#### [Exercise aim]
Find the lines of the material below that include the string "Antique", then copy each one.

===== Data provided =====

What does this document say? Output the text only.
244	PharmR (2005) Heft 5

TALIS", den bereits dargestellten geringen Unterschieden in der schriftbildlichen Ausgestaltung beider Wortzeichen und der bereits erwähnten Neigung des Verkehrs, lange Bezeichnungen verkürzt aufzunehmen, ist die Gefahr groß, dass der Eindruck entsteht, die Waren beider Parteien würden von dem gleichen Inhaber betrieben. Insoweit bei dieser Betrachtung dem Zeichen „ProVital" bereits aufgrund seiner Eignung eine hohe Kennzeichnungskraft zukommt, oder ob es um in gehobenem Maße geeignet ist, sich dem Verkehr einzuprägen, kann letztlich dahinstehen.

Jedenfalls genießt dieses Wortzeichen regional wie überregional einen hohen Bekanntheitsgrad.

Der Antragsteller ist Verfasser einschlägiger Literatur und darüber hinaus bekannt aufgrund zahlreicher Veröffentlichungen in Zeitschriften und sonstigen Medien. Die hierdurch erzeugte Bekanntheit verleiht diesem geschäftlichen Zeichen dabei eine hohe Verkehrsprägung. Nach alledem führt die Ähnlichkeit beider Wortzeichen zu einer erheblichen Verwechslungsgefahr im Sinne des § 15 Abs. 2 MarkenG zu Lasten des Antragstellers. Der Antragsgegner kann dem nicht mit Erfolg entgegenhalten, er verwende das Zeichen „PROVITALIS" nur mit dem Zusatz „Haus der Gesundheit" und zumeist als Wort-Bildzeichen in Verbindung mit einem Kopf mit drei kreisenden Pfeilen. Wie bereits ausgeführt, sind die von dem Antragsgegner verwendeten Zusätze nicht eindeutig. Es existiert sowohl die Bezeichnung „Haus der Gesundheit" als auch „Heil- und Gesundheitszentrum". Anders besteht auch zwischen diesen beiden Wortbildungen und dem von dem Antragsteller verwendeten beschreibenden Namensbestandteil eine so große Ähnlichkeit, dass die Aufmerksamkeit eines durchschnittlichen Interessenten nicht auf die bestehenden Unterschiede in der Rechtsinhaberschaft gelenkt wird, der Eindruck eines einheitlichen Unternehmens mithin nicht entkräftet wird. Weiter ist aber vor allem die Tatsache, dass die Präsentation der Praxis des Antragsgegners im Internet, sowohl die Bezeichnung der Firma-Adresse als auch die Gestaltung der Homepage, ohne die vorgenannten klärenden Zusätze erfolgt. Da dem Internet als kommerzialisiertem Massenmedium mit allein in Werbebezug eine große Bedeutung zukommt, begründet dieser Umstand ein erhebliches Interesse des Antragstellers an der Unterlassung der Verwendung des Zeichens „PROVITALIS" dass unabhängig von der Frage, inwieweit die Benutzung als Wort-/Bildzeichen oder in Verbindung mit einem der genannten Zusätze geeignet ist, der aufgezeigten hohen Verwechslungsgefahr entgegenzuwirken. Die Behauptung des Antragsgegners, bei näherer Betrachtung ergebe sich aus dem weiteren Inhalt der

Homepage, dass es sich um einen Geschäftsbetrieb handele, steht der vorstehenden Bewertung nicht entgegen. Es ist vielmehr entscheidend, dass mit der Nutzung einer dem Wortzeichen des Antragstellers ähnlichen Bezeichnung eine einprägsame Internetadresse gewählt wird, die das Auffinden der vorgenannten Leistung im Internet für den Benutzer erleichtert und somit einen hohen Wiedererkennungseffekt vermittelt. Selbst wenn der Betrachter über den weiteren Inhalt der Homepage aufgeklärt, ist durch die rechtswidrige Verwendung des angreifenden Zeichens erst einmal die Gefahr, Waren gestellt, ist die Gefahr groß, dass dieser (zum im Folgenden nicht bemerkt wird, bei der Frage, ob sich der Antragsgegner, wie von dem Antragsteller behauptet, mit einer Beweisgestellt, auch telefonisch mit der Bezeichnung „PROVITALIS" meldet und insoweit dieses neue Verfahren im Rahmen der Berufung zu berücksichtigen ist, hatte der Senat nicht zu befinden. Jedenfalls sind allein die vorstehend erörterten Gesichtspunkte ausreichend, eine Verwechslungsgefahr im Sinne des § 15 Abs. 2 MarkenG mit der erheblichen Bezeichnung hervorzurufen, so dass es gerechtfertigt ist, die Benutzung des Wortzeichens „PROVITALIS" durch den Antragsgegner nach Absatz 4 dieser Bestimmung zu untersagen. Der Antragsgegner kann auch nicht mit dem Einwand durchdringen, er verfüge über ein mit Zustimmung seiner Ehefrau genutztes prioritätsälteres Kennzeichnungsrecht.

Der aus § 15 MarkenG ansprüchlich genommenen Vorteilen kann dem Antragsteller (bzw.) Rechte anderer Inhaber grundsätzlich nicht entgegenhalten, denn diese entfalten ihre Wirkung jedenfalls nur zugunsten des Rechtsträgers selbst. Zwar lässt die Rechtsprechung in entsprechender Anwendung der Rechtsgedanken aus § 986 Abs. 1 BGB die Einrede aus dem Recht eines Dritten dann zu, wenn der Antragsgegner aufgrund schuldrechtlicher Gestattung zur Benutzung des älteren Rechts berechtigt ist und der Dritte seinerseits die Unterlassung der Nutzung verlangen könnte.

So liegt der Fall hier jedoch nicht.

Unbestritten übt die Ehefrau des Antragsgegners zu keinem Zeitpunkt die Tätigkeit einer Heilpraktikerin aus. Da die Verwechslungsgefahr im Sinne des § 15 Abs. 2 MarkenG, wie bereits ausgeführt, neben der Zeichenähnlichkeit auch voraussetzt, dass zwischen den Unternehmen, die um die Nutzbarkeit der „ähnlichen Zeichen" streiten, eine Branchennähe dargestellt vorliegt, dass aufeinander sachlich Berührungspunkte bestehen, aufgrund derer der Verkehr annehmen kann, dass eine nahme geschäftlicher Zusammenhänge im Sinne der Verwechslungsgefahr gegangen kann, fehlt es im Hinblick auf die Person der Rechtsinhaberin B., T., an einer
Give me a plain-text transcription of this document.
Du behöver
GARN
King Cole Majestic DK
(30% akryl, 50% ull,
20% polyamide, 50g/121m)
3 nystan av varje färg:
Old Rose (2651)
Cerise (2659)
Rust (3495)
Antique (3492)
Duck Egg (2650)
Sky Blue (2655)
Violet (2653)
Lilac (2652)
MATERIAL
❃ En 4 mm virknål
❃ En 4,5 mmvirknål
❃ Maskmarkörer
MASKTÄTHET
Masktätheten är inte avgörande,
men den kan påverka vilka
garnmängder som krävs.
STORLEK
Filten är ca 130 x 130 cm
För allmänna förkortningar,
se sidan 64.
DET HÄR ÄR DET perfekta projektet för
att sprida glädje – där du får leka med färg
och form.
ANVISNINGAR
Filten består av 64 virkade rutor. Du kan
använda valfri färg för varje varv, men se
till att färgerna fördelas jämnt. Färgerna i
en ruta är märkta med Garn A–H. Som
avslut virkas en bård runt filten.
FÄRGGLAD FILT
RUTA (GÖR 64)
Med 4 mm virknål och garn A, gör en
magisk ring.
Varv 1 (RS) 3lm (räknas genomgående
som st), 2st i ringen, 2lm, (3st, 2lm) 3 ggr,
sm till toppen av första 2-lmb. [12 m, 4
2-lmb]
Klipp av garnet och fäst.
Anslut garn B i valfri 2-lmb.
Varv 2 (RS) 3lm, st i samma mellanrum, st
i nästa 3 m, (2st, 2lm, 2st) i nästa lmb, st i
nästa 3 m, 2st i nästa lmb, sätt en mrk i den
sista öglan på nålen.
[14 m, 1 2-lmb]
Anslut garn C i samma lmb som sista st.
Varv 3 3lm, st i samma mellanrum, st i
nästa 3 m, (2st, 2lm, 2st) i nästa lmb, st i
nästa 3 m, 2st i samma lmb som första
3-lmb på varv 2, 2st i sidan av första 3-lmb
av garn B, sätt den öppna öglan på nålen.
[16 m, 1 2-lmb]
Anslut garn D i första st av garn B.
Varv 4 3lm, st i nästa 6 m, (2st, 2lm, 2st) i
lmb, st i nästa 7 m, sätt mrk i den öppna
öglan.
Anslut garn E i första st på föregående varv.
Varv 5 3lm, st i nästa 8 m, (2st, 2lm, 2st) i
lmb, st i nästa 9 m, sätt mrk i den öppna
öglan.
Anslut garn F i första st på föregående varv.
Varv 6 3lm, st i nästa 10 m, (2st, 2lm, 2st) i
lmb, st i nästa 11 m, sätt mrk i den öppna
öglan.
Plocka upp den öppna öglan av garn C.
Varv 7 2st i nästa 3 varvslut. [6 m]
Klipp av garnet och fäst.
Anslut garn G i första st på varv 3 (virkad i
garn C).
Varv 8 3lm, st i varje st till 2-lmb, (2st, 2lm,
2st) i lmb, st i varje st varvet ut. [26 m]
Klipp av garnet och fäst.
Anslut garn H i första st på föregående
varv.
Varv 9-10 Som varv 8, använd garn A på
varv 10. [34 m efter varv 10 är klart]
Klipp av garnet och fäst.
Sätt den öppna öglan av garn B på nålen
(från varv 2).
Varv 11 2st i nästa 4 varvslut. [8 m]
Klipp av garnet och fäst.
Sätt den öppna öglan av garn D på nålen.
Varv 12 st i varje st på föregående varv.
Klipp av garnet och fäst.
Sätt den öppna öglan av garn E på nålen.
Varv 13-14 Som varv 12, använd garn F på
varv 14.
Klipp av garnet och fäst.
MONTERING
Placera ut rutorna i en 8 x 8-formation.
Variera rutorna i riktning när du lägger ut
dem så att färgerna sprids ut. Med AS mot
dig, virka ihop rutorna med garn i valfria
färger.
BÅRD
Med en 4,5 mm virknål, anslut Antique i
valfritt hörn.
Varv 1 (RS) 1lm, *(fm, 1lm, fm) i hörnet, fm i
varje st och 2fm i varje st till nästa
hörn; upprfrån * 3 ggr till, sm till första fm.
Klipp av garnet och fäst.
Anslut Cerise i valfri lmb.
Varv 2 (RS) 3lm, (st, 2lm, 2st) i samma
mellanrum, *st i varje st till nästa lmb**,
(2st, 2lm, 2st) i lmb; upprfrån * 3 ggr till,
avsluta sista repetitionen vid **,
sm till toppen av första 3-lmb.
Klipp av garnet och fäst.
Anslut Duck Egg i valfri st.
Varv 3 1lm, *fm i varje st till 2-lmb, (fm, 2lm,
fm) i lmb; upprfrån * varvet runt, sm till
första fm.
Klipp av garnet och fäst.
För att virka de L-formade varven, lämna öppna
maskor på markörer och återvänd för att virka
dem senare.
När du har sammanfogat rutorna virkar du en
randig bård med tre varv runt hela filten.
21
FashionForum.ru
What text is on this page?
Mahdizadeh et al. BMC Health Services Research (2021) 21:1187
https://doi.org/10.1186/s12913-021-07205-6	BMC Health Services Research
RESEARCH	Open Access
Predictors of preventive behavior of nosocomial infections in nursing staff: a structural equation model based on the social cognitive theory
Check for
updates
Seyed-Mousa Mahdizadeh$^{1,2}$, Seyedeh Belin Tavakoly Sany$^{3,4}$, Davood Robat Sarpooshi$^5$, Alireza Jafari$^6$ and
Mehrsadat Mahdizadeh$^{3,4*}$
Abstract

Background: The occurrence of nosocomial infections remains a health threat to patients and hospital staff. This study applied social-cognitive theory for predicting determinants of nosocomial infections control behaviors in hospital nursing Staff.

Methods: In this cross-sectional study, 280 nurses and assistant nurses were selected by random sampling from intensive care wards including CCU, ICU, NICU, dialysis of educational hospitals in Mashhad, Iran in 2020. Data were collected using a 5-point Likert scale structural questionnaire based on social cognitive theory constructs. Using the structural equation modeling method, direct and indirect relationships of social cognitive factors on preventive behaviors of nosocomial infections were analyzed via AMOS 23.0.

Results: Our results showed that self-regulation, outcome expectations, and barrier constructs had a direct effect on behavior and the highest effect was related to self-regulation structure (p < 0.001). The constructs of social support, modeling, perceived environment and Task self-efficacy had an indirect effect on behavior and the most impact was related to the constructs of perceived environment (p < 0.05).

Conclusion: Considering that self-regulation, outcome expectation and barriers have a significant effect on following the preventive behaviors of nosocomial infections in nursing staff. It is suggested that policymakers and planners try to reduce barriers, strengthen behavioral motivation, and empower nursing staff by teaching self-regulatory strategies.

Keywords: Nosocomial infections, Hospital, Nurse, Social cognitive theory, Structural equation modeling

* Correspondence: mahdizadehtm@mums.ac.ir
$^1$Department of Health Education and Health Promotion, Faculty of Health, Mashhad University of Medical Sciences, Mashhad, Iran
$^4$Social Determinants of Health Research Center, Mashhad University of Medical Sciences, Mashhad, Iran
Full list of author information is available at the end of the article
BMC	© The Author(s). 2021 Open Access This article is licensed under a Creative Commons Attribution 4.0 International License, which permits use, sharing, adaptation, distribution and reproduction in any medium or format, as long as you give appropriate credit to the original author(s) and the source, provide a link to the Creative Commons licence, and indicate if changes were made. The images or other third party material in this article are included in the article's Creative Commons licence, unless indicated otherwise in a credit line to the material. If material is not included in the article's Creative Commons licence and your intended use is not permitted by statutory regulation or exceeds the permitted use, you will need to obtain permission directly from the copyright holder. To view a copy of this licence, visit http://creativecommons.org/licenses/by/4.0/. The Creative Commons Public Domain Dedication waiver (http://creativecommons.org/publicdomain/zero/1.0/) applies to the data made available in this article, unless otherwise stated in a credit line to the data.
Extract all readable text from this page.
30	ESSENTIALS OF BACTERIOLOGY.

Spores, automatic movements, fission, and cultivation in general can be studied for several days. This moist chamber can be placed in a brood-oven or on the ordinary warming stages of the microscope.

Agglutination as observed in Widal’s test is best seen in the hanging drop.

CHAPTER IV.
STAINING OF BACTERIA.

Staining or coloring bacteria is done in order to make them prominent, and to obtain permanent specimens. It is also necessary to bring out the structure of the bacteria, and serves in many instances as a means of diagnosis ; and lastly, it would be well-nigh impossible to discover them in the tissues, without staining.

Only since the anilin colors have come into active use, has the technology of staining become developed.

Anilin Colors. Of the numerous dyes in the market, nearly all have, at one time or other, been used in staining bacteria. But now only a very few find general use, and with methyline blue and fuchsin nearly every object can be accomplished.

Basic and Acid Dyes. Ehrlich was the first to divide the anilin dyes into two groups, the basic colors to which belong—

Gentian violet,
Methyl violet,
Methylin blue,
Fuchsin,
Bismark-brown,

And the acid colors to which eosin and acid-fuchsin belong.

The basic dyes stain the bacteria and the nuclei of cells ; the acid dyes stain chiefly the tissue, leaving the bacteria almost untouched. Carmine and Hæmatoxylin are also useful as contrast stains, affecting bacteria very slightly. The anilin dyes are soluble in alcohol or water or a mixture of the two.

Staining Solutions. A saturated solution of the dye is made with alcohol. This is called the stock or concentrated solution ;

=====

#### [Task solution]
Antique (3492)
Med en 4,5 mm virknål, anslut Antique i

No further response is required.